→ **Problem to work on**
Give the number of lines below that contain the word "сайте", and nothing else.
[Start Supplied material]
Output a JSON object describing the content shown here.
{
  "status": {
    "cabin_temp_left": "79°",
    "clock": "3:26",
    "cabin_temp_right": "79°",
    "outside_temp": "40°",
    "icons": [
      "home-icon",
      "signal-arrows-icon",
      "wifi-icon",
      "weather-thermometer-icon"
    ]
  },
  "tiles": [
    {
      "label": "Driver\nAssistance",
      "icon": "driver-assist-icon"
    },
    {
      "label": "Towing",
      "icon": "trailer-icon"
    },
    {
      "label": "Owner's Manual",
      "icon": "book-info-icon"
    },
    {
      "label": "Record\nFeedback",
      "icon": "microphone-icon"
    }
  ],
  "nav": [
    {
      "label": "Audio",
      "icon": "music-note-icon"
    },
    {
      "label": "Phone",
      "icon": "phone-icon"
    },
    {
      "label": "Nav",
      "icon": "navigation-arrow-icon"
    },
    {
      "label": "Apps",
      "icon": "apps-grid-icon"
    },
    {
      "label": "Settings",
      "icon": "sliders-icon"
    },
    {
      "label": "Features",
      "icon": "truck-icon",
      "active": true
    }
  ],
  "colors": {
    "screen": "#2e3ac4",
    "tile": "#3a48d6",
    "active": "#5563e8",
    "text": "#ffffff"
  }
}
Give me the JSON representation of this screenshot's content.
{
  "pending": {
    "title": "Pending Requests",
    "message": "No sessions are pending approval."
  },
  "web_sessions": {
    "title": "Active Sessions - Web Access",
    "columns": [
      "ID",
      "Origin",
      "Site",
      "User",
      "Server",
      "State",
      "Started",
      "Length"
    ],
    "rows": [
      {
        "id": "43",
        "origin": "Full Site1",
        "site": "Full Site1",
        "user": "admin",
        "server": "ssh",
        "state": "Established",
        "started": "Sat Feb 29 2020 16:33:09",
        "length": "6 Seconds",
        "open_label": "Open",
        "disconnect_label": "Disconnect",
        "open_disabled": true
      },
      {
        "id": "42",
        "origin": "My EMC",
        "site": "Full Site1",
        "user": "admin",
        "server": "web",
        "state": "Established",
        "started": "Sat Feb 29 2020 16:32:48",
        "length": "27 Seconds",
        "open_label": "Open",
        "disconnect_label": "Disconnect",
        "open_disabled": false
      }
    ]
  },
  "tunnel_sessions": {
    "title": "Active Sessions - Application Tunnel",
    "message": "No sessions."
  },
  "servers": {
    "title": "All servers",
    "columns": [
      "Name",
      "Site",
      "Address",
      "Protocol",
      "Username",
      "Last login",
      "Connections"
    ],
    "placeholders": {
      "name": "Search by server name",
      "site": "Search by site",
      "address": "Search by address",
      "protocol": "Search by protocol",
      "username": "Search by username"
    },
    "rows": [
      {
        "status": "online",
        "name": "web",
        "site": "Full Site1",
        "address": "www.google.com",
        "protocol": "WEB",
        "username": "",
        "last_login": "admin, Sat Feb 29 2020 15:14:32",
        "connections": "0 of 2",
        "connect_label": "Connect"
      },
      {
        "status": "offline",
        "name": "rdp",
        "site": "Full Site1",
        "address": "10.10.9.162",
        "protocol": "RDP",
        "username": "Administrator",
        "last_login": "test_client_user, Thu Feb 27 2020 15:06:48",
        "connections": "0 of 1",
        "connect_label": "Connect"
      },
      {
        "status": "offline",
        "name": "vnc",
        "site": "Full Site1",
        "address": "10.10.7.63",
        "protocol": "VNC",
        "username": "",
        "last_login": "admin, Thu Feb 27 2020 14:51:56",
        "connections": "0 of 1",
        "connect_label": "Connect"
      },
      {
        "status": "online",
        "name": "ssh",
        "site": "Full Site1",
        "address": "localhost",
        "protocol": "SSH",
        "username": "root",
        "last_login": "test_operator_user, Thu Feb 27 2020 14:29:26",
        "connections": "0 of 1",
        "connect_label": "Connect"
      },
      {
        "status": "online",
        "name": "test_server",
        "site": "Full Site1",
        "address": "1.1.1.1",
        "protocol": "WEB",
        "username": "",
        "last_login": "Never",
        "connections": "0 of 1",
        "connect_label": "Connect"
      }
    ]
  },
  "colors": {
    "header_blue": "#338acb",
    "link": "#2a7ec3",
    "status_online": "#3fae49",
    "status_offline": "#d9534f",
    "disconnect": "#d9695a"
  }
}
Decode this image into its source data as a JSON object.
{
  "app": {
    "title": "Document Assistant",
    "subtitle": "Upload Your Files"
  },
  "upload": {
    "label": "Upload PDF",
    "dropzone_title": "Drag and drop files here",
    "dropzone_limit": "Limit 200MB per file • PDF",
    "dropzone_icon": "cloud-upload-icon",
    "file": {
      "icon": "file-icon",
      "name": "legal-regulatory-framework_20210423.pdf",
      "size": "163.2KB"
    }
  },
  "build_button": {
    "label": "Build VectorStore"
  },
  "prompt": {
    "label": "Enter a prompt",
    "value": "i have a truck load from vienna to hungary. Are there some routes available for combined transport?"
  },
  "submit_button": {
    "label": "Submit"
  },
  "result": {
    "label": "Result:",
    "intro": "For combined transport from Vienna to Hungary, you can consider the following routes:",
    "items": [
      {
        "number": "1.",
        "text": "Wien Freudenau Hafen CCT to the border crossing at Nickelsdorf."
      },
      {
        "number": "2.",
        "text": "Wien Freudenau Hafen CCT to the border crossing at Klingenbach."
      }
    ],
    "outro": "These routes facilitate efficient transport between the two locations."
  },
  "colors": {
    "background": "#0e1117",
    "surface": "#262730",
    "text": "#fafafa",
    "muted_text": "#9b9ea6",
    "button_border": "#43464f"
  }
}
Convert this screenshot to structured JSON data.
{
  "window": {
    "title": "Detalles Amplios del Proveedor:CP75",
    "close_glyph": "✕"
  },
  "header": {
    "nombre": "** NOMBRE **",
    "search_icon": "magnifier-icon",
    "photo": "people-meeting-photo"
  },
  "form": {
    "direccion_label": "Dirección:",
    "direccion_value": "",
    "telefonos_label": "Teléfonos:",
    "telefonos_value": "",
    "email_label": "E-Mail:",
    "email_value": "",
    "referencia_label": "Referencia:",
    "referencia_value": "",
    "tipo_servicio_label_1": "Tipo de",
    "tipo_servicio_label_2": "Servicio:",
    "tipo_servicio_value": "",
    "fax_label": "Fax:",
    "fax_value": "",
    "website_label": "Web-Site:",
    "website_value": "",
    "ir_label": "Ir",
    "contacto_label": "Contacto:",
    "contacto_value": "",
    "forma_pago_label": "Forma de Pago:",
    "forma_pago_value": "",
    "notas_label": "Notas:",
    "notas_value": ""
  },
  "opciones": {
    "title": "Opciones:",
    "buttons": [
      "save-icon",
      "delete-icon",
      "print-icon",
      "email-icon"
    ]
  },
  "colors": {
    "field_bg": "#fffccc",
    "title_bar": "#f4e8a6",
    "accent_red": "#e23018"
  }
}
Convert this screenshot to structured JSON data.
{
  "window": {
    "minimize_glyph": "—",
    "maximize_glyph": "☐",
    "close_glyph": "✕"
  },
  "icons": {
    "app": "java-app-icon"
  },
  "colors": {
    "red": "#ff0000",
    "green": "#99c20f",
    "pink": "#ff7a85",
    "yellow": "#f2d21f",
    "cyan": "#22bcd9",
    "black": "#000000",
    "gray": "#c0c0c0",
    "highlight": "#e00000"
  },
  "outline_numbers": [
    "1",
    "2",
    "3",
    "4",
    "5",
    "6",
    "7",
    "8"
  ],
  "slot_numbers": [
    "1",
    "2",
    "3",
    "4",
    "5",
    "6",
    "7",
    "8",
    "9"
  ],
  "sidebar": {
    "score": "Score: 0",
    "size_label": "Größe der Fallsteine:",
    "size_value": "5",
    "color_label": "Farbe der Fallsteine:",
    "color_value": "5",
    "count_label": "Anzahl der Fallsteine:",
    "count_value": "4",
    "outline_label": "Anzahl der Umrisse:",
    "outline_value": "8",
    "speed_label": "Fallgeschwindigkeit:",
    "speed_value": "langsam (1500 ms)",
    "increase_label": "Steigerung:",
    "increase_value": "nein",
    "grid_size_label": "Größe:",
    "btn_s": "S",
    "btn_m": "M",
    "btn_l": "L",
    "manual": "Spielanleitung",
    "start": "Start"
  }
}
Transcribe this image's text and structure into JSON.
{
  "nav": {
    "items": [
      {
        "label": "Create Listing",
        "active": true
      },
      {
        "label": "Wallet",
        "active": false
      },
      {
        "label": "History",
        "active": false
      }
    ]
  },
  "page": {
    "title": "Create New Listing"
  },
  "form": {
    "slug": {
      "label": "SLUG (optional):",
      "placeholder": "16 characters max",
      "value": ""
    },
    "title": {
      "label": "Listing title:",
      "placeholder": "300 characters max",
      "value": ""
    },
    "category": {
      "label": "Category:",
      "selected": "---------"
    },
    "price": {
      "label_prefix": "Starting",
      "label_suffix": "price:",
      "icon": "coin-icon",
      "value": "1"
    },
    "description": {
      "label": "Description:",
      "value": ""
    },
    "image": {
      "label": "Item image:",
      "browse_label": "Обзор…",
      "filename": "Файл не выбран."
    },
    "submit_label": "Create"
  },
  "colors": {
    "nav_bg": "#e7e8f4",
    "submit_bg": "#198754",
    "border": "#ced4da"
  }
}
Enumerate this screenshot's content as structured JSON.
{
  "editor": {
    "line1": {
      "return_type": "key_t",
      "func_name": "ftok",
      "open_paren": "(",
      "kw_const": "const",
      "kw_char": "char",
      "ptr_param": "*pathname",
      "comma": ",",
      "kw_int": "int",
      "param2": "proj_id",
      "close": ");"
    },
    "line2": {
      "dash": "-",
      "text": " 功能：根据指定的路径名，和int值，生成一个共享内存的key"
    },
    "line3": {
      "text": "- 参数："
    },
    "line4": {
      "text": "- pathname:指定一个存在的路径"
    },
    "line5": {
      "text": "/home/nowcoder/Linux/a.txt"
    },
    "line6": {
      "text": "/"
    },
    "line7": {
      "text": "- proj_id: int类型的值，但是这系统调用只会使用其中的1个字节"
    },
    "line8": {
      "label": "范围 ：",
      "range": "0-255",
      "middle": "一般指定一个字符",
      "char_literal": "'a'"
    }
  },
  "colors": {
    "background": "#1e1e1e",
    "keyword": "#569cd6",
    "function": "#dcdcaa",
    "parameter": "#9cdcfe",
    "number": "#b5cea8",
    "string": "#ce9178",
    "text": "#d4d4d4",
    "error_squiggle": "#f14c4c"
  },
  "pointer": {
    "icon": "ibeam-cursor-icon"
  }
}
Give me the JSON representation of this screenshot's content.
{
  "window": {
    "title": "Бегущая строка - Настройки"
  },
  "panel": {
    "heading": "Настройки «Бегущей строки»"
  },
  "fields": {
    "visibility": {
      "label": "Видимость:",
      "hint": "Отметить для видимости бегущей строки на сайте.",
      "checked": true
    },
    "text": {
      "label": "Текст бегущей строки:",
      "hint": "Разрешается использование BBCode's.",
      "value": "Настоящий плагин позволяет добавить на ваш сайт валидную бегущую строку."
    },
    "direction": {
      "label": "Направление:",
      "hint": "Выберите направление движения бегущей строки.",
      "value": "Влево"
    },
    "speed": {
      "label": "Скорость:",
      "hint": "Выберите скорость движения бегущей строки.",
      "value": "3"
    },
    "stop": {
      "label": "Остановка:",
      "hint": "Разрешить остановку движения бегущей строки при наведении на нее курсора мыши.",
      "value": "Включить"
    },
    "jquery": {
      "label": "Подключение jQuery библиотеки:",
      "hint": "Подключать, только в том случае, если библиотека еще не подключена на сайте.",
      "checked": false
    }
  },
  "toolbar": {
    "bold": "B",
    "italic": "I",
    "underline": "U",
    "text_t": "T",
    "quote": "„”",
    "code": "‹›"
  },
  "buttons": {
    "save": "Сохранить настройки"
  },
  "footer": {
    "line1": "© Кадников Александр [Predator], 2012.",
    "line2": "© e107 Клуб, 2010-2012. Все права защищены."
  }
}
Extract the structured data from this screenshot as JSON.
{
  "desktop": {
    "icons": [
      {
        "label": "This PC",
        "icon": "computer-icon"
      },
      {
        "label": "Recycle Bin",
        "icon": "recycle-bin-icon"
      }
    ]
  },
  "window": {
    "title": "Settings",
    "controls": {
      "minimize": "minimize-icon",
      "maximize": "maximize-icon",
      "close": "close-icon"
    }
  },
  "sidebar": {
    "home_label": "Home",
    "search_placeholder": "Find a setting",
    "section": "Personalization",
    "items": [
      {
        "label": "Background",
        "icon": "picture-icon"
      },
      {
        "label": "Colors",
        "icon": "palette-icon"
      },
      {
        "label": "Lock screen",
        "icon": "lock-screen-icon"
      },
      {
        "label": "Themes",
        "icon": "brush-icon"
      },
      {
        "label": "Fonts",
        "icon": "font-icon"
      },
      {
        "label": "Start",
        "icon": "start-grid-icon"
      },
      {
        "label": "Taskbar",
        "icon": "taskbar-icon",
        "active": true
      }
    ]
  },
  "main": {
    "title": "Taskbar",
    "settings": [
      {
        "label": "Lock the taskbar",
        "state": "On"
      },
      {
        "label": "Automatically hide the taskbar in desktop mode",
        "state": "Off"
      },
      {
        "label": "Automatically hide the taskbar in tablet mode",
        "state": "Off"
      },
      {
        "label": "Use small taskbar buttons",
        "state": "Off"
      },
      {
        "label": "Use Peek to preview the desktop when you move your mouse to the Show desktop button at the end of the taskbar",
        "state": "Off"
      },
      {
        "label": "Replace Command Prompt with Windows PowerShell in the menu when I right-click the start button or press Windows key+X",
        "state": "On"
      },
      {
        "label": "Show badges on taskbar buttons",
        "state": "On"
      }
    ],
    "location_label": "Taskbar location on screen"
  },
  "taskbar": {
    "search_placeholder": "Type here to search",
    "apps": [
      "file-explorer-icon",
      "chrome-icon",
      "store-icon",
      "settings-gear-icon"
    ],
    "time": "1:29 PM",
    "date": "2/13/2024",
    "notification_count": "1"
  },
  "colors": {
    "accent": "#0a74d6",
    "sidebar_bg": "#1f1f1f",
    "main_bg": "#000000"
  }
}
[End Supplied material]
→ **Task output**
2